Supplied records:
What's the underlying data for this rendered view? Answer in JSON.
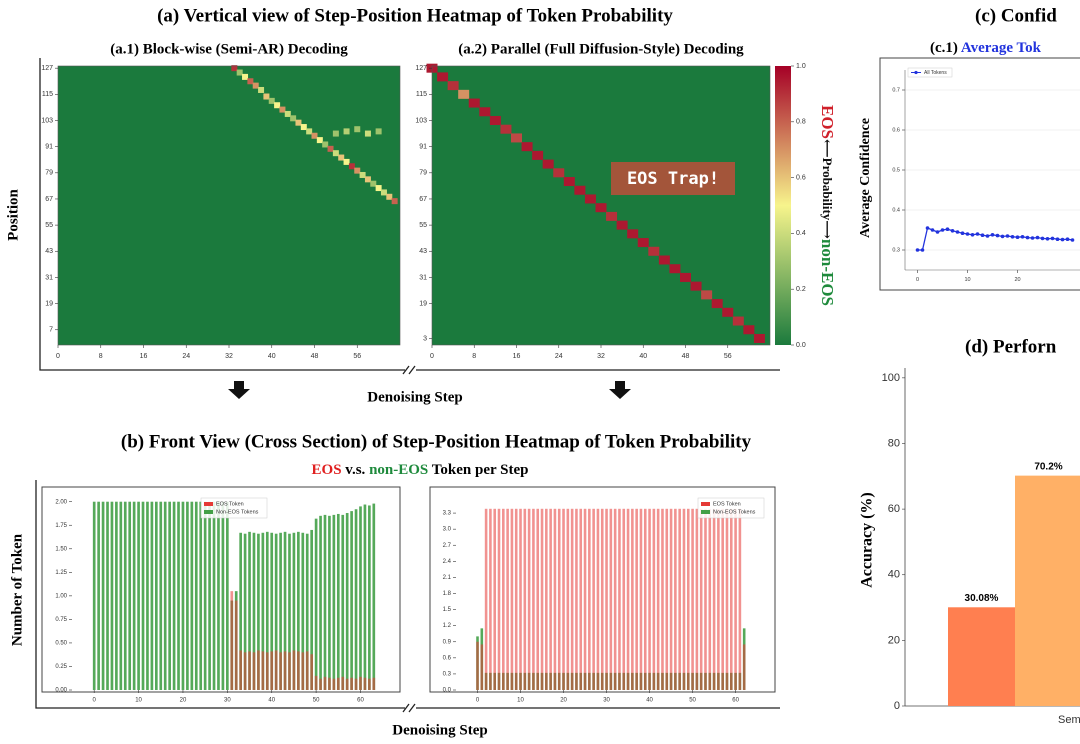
{
  "headings": {
    "a": "(a) Vertical view of Step-Position Heatmap of Token Probability",
    "a_xlabel": "Denoising Step",
    "a_ylabel": "Position",
    "b": "(b) Front View (Cross Section) of Step-Position Heatmap of Token Probability",
    "b_subtitle": [
      "EOS",
      "v.s.",
      "non-EOS",
      "Token per Step"
    ],
    "b_xlabel": "Denoising Step",
    "b_ylabel": "Number of Token",
    "c": "(c) Confid",
    "d": "(d) Perforn"
  },
  "chart_data": [
    {
      "type": "heatmap",
      "title": "(a.1) Block-wise (Semi-AR) Decoding",
      "xlim": [
        0,
        64
      ],
      "ylim": [
        0,
        128
      ],
      "xticks": [
        0,
        8,
        16,
        24,
        32,
        40,
        48,
        56
      ],
      "yticks": [
        7,
        19,
        31,
        43,
        55,
        67,
        79,
        91,
        103,
        115,
        127
      ],
      "clim": [
        0,
        1
      ],
      "colorscale": [
        "#1b7a3d",
        "#f7f48c",
        "#a50026"
      ],
      "background_value": 0,
      "x": [
        33,
        34,
        35,
        36,
        37,
        38,
        39,
        40,
        41,
        42,
        43,
        44,
        45,
        46,
        47,
        48,
        49,
        50,
        51,
        52,
        53,
        54,
        55,
        56,
        57,
        58,
        59,
        60,
        61,
        62,
        63,
        52,
        54,
        56,
        58,
        60
      ],
      "y": [
        127,
        125,
        123,
        121,
        119,
        117,
        114,
        112,
        110,
        108,
        106,
        104,
        102,
        100,
        98,
        96,
        94,
        92,
        90,
        88,
        86,
        84,
        82,
        80,
        78,
        76,
        74,
        72,
        70,
        68,
        66,
        97,
        98,
        99,
        97,
        98
      ],
      "values": [
        0.9,
        0.3,
        0.5,
        0.8,
        0.7,
        0.4,
        0.6,
        0.3,
        0.5,
        0.7,
        0.4,
        0.3,
        0.6,
        0.5,
        0.4,
        0.7,
        0.5,
        0.3,
        0.8,
        0.4,
        0.6,
        0.5,
        0.9,
        0.7,
        0.4,
        0.6,
        0.3,
        0.5,
        0.4,
        0.6,
        0.8,
        0.3,
        0.35,
        0.3,
        0.4,
        0.3
      ]
    },
    {
      "type": "heatmap",
      "title": "(a.2) Parallel (Full Diffusion-Style) Decoding",
      "xlim": [
        0,
        64
      ],
      "ylim": [
        0,
        128
      ],
      "xticks": [
        0,
        8,
        16,
        24,
        32,
        40,
        48,
        56
      ],
      "yticks": [
        3,
        19,
        31,
        43,
        55,
        67,
        79,
        91,
        103,
        115,
        127
      ],
      "clim": [
        0,
        1
      ],
      "colorscale": [
        "#1b7a3d",
        "#f7f48c",
        "#a50026"
      ],
      "background_value": 0,
      "colorbar_ticks": [
        {
          "value": 0,
          "label": "0.0"
        },
        0.2,
        0.4,
        0.6,
        0.8,
        {
          "value": 1,
          "label": "1.0"
        }
      ],
      "colorbar_labels": [
        "EOS",
        "⟵Probability⟶",
        "non-EOS"
      ],
      "annotation": "EOS Trap!",
      "x": [
        0,
        2,
        4,
        6,
        8,
        10,
        12,
        14,
        16,
        18,
        20,
        22,
        24,
        26,
        28,
        30,
        32,
        34,
        36,
        38,
        40,
        42,
        44,
        46,
        48,
        50,
        52,
        54,
        56,
        58,
        60,
        62
      ],
      "y": [
        127,
        123,
        119,
        115,
        111,
        107,
        103,
        99,
        95,
        91,
        87,
        83,
        79,
        75,
        71,
        67,
        63,
        59,
        55,
        51,
        47,
        43,
        39,
        35,
        31,
        27,
        23,
        19,
        15,
        11,
        7,
        3
      ],
      "values": [
        0.95,
        0.95,
        0.9,
        0.7,
        0.95,
        0.95,
        0.95,
        0.9,
        0.85,
        0.95,
        0.95,
        0.95,
        0.9,
        0.95,
        0.95,
        0.95,
        0.95,
        0.9,
        0.95,
        0.95,
        0.95,
        0.9,
        0.95,
        0.95,
        0.95,
        0.95,
        0.85,
        0.95,
        0.95,
        0.9,
        0.95,
        0.95
      ]
    },
    {
      "type": "bars",
      "legend": "upper center",
      "xlim": [
        -5,
        68
      ],
      "ylim": [
        0,
        2.05
      ],
      "xticks": [
        0,
        10,
        20,
        30,
        40,
        50,
        60
      ],
      "yticks": [
        {
          "value": 0,
          "label": "0.00"
        },
        0.25,
        {
          "value": 0.5,
          "label": "0.50"
        },
        0.75,
        {
          "value": 1,
          "label": "1.00"
        },
        1.25,
        {
          "value": 1.5,
          "label": "1.50"
        },
        1.75,
        {
          "value": 2,
          "label": "2.00"
        }
      ],
      "x": [
        0,
        1,
        2,
        3,
        4,
        5,
        6,
        7,
        8,
        9,
        10,
        11,
        12,
        13,
        14,
        15,
        16,
        17,
        18,
        19,
        20,
        21,
        22,
        23,
        24,
        25,
        26,
        27,
        28,
        29,
        30,
        31,
        32,
        33,
        34,
        35,
        36,
        37,
        38,
        39,
        40,
        41,
        42,
        43,
        44,
        45,
        46,
        47,
        48,
        49,
        50,
        51,
        52,
        53,
        54,
        55,
        56,
        57,
        58,
        59,
        60,
        61,
        62,
        63
      ],
      "series": [
        {
          "name": "EOS Token",
          "color": "#e53935",
          "values": [
            0,
            0,
            0,
            0,
            0,
            0,
            0,
            0,
            0,
            0,
            0,
            0,
            0,
            0,
            0,
            0,
            0,
            0,
            0,
            0,
            0,
            0,
            0,
            0,
            0,
            0,
            0,
            0,
            0,
            0,
            0,
            1.05,
            0.95,
            0.42,
            0.4,
            0.41,
            0.4,
            0.42,
            0.41,
            0.4,
            0.41,
            0.42,
            0.4,
            0.41,
            0.4,
            0.42,
            0.41,
            0.4,
            0.41,
            0.38,
            0.15,
            0.12,
            0.14,
            0.13,
            0.12,
            0.13,
            0.14,
            0.12,
            0.13,
            0.12,
            0.14,
            0.13,
            0.12,
            0.13
          ]
        },
        {
          "name": "Non-EOS Tokens",
          "color": "#43a047",
          "values": [
            2,
            2,
            2,
            2,
            2,
            2,
            2,
            2,
            2,
            2,
            2,
            2,
            2,
            2,
            2,
            2,
            2,
            2,
            2,
            2,
            2,
            2,
            2,
            2,
            2,
            2,
            2,
            2,
            2,
            2,
            2,
            0.95,
            1.05,
            1.67,
            1.66,
            1.68,
            1.67,
            1.66,
            1.67,
            1.68,
            1.67,
            1.66,
            1.67,
            1.68,
            1.66,
            1.67,
            1.68,
            1.67,
            1.66,
            1.7,
            1.82,
            1.85,
            1.86,
            1.85,
            1.86,
            1.87,
            1.86,
            1.88,
            1.9,
            1.92,
            1.95,
            1.97,
            1.96,
            1.98
          ]
        }
      ]
    },
    {
      "type": "bars",
      "legend": "upper right",
      "xlim": [
        -5,
        68
      ],
      "ylim": [
        0,
        3.6
      ],
      "xticks": [
        0,
        10,
        20,
        30,
        40,
        50,
        60
      ],
      "yticks": [
        {
          "value": 0,
          "label": "0.0"
        },
        0.3,
        0.6,
        0.9,
        1.2,
        1.5,
        1.8,
        2.1,
        2.4,
        2.7,
        {
          "value": 3,
          "label": "3.0"
        },
        3.3
      ],
      "x": [
        0,
        1,
        2,
        3,
        4,
        5,
        6,
        7,
        8,
        9,
        10,
        11,
        12,
        13,
        14,
        15,
        16,
        17,
        18,
        19,
        20,
        21,
        22,
        23,
        24,
        25,
        26,
        27,
        28,
        29,
        30,
        31,
        32,
        33,
        34,
        35,
        36,
        37,
        38,
        39,
        40,
        41,
        42,
        43,
        44,
        45,
        46,
        47,
        48,
        49,
        50,
        51,
        52,
        53,
        54,
        55,
        56,
        57,
        58,
        59,
        60,
        61,
        62
      ],
      "series": [
        {
          "name": "EOS Token",
          "color": "#e53935",
          "values": [
            0.9,
            0.85,
            3.38,
            3.38,
            3.38,
            3.38,
            3.38,
            3.38,
            3.38,
            3.38,
            3.38,
            3.38,
            3.38,
            3.38,
            3.38,
            3.38,
            3.38,
            3.38,
            3.38,
            3.38,
            3.38,
            3.38,
            3.38,
            3.38,
            3.38,
            3.38,
            3.38,
            3.38,
            3.38,
            3.38,
            3.38,
            3.38,
            3.38,
            3.38,
            3.38,
            3.38,
            3.38,
            3.38,
            3.38,
            3.38,
            3.38,
            3.38,
            3.38,
            3.38,
            3.38,
            3.38,
            3.38,
            3.38,
            3.38,
            3.38,
            3.38,
            3.38,
            3.38,
            3.38,
            3.38,
            3.38,
            3.38,
            3.38,
            3.38,
            3.38,
            3.38,
            3.38,
            0.85
          ]
        },
        {
          "name": "Non-EOS Tokens",
          "color": "#43a047",
          "values": [
            1,
            1.15,
            0.32,
            0.32,
            0.32,
            0.32,
            0.32,
            0.32,
            0.32,
            0.32,
            0.32,
            0.32,
            0.32,
            0.32,
            0.32,
            0.32,
            0.32,
            0.32,
            0.32,
            0.32,
            0.32,
            0.32,
            0.32,
            0.32,
            0.32,
            0.32,
            0.32,
            0.32,
            0.32,
            0.32,
            0.32,
            0.32,
            0.32,
            0.32,
            0.32,
            0.32,
            0.32,
            0.32,
            0.32,
            0.32,
            0.32,
            0.32,
            0.32,
            0.32,
            0.32,
            0.32,
            0.32,
            0.32,
            0.32,
            0.32,
            0.32,
            0.32,
            0.32,
            0.32,
            0.32,
            0.32,
            0.32,
            0.32,
            0.32,
            0.32,
            0.32,
            0.32,
            1.15
          ]
        }
      ]
    },
    {
      "type": "line",
      "label": "(c.1)",
      "title": "Average Tok",
      "ylabel": "Average Confidence",
      "legend": "upper left",
      "xlim": [
        -2.5,
        32.5
      ],
      "ylim": [
        0.25,
        0.75
      ],
      "xticks": [
        0,
        10,
        20
      ],
      "yticks": [
        0.3,
        0.4,
        0.5,
        0.6,
        0.7
      ],
      "x": [
        0,
        1,
        2,
        3,
        4,
        5,
        6,
        7,
        8,
        9,
        10,
        11,
        12,
        13,
        14,
        15,
        16,
        17,
        18,
        19,
        20,
        21,
        22,
        23,
        24,
        25,
        26,
        27,
        28,
        29,
        30,
        31
      ],
      "series": [
        {
          "name": "All Tokens",
          "color": "#2233dd",
          "values": [
            0.3,
            0.3,
            0.355,
            0.35,
            0.345,
            0.35,
            0.352,
            0.348,
            0.345,
            0.342,
            0.34,
            0.338,
            0.34,
            0.337,
            0.335,
            0.338,
            0.336,
            0.334,
            0.335,
            0.333,
            0.332,
            0.333,
            0.331,
            0.33,
            0.331,
            0.329,
            0.328,
            0.329,
            0.327,
            0.326,
            0.327,
            0.325
          ]
        }
      ]
    },
    {
      "type": "bar",
      "ylabel": "Accuracy (%)",
      "ylim": [
        0,
        103
      ],
      "yticks": [
        0,
        20,
        40,
        60,
        80,
        100
      ],
      "categories": [
        "Sem"
      ],
      "series": [
        {
          "color": "#ff7f50",
          "values": [
            30.08
          ],
          "value_labels": [
            "30.08%"
          ]
        },
        {
          "color": "#ffb066",
          "values": [
            70.2
          ],
          "value_labels": [
            "70.2%"
          ]
        }
      ]
    }
  ]
}
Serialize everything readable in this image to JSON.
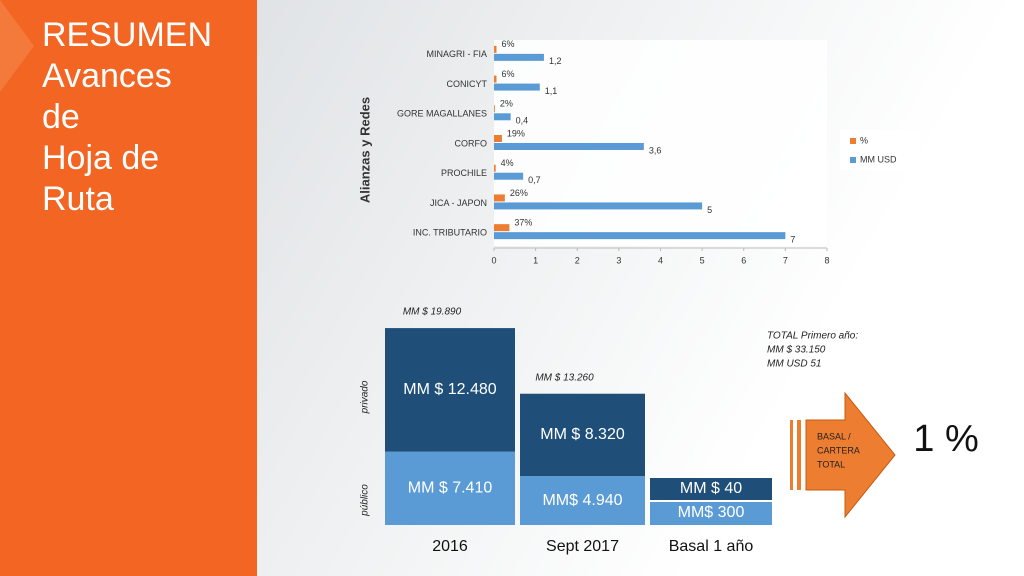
{
  "slide": {
    "title_lines": [
      "RESUMEN",
      "Avances",
      "de",
      "Hoja de",
      "Ruta"
    ]
  },
  "chart_data": [
    {
      "type": "hbar",
      "ylabel": "Alianzas y Redes",
      "categories": [
        "MINAGRI - FIA",
        "CONICYT",
        "GORE MAGALLANES",
        "CORFO",
        "PROCHILE",
        "JICA - JAPON",
        "INC. TRIBUTARIO"
      ],
      "series": [
        {
          "name": "%",
          "color": "#ed7d31",
          "values": [
            0.06,
            0.06,
            0.02,
            0.19,
            0.04,
            0.26,
            0.37
          ],
          "value_labels": [
            "6%",
            "6%",
            "2%",
            "19%",
            "4%",
            "26%",
            "37%"
          ]
        },
        {
          "name": "MM USD",
          "color": "#5b9bd5",
          "values": [
            1.2,
            1.1,
            0.4,
            3.6,
            0.7,
            5,
            7
          ],
          "value_labels": [
            "1,2",
            "1,1",
            "0,4",
            "3,6",
            "0,7",
            "5",
            "7"
          ]
        }
      ],
      "xlim": [
        0,
        8
      ],
      "xticks": [
        0,
        1,
        2,
        3,
        4,
        5,
        6,
        7,
        8
      ],
      "legend": "right"
    },
    {
      "type": "stacked_bar",
      "categories": [
        "2016",
        "Sept 2017",
        "Basal 1 año"
      ],
      "series": [
        {
          "name": "público",
          "color": "#5b9bd5",
          "values": [
            7410,
            4940,
            300
          ],
          "value_labels": [
            "MM $ 7.410",
            "MM$ 4.940",
            "MM$ 300"
          ]
        },
        {
          "name": "privado",
          "color": "#1f4e79",
          "values": [
            12480,
            8320,
            40
          ],
          "value_labels": [
            "MM $ 12.480",
            "MM $ 8.320",
            "MM $ 40"
          ]
        }
      ],
      "total_labels": [
        "MM $ 19.890",
        "MM $ 13.260",
        null
      ],
      "ylim": [
        0,
        20000
      ],
      "annotations": {
        "total": [
          "TOTAL Primero año:",
          "MM $      33.150",
          "MM USD  51"
        ],
        "arrow": [
          "BASAL /",
          "CARTERA",
          "TOTAL"
        ],
        "big": "1 %"
      }
    }
  ]
}
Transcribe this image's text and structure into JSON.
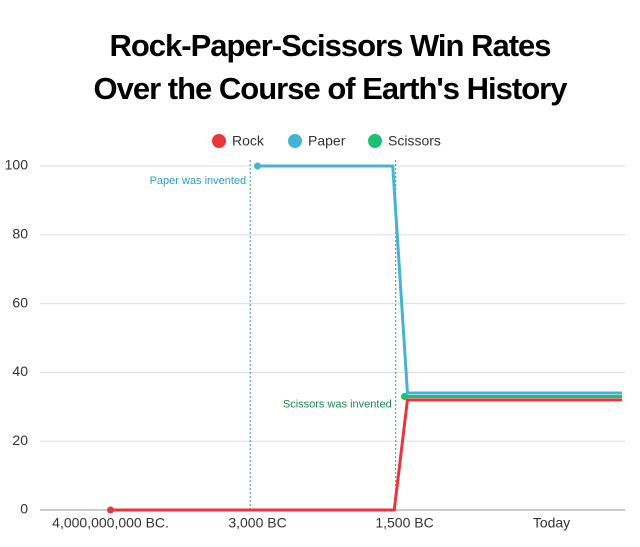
{
  "chart_data": {
    "type": "line",
    "title": [
      "Rock-Paper-Scissors Win Rates",
      "Over the Course of Earth's History"
    ],
    "xlim": [
      -0.48,
      3.5
    ],
    "xticks": [
      {
        "value": 0,
        "label": "4,000,000,000 BC."
      },
      {
        "value": 1,
        "label": "3,000 BC"
      },
      {
        "value": 2,
        "label": "1,500 BC"
      },
      {
        "value": 3,
        "label": "Today"
      }
    ],
    "ylim": [
      0,
      100
    ],
    "yticks": [
      0,
      20,
      40,
      60,
      80,
      100
    ],
    "grid": true,
    "series": [
      {
        "name": "Rock",
        "color": "#e8373a",
        "x": [
          0,
          1.93,
          2.02,
          3.48
        ],
        "values": [
          0,
          0,
          32,
          32
        ]
      },
      {
        "name": "Paper",
        "color": "#44b3d6",
        "x": [
          1,
          1.92,
          2.02,
          3.48
        ],
        "values": [
          100,
          100,
          34,
          34
        ]
      },
      {
        "name": "Scissors",
        "color": "#1dbf73",
        "x": [
          2,
          3.48
        ],
        "values": [
          33,
          33
        ]
      }
    ],
    "annotations": [
      {
        "text": "Paper was invented",
        "x": 0.95,
        "y": 98,
        "color": "#2a9fd0"
      },
      {
        "text": "Scissors was invented",
        "x": 1.94,
        "y": 33,
        "color": "#1a8a4a"
      }
    ]
  }
}
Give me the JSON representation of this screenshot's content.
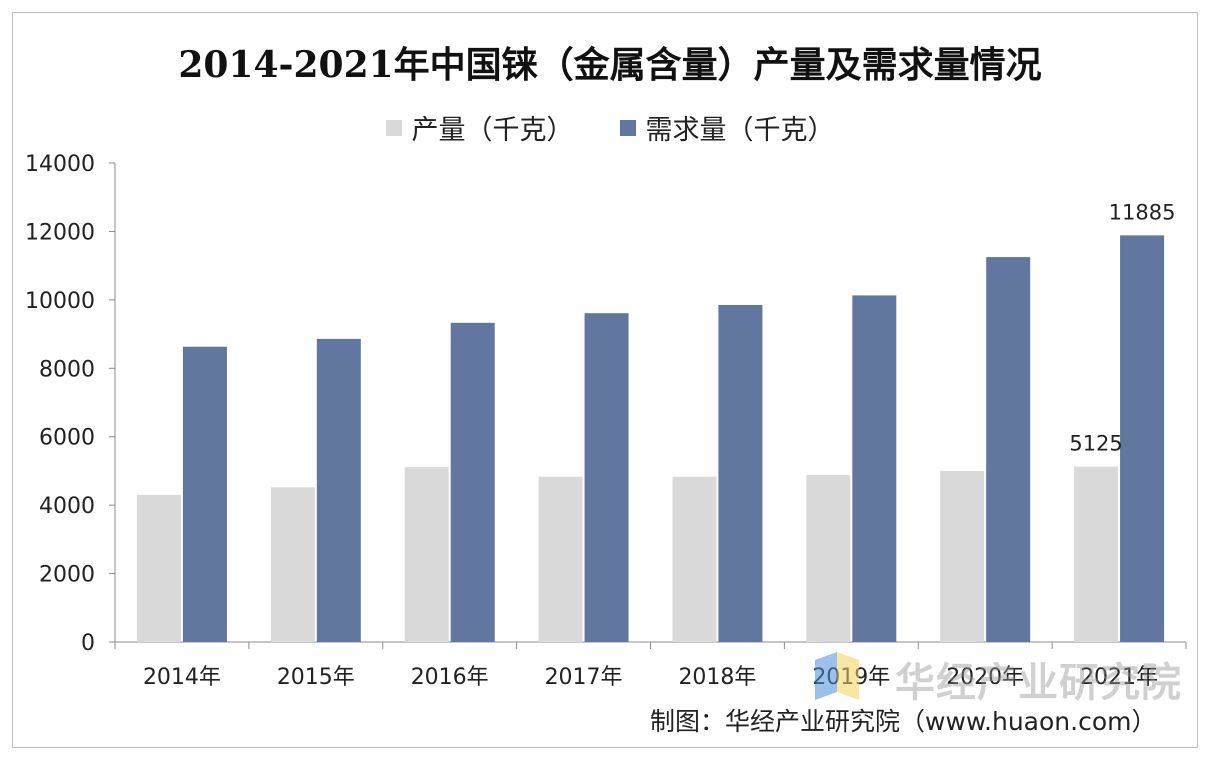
{
  "chart_data": {
    "type": "bar",
    "title": "2014-2021年中国铼（金属含量）产量及需求量情况",
    "categories": [
      "2014年",
      "2015年",
      "2016年",
      "2017年",
      "2018年",
      "2019年",
      "2020年",
      "2021年"
    ],
    "series": [
      {
        "name": "产量（千克）",
        "color": "#d9d9d9",
        "values": [
          4300,
          4520,
          5110,
          4830,
          4830,
          4880,
          5000,
          5125
        ]
      },
      {
        "name": "需求量（千克）",
        "color": "#61779f",
        "values": [
          8630,
          8860,
          9330,
          9610,
          9850,
          10130,
          11250,
          11885
        ]
      }
    ],
    "data_labels": [
      {
        "series": 0,
        "index": 7,
        "text": "5125"
      },
      {
        "series": 1,
        "index": 7,
        "text": "11885"
      }
    ],
    "ylim": [
      0,
      14000
    ],
    "yticks": [
      "0",
      "2000",
      "4000",
      "6000",
      "8000",
      "10000",
      "12000",
      "14000"
    ],
    "xlabel": "",
    "ylabel": "",
    "legend_position": "top-center",
    "grid": false
  },
  "watermark": {
    "text": "华经产业研究院"
  },
  "source": {
    "text": "制图：华经产业研究院（www.huaon.com）"
  }
}
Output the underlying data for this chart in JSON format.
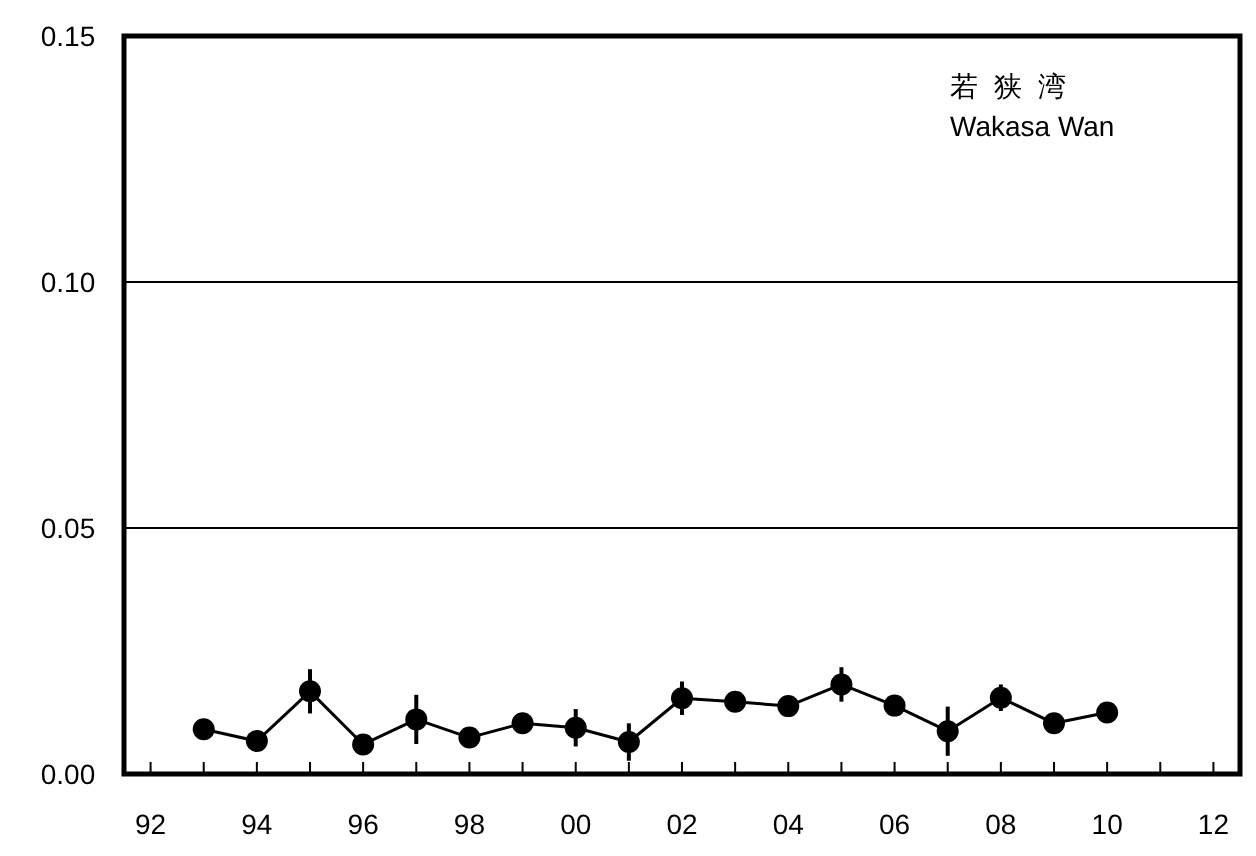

Stated task: Copy each line of the preceding data that contains the string "华经产业研究院".

Complete output:
    "text": "华经产业研究院"
    "text": "制图：华经产业研究院（www.huaon.com）"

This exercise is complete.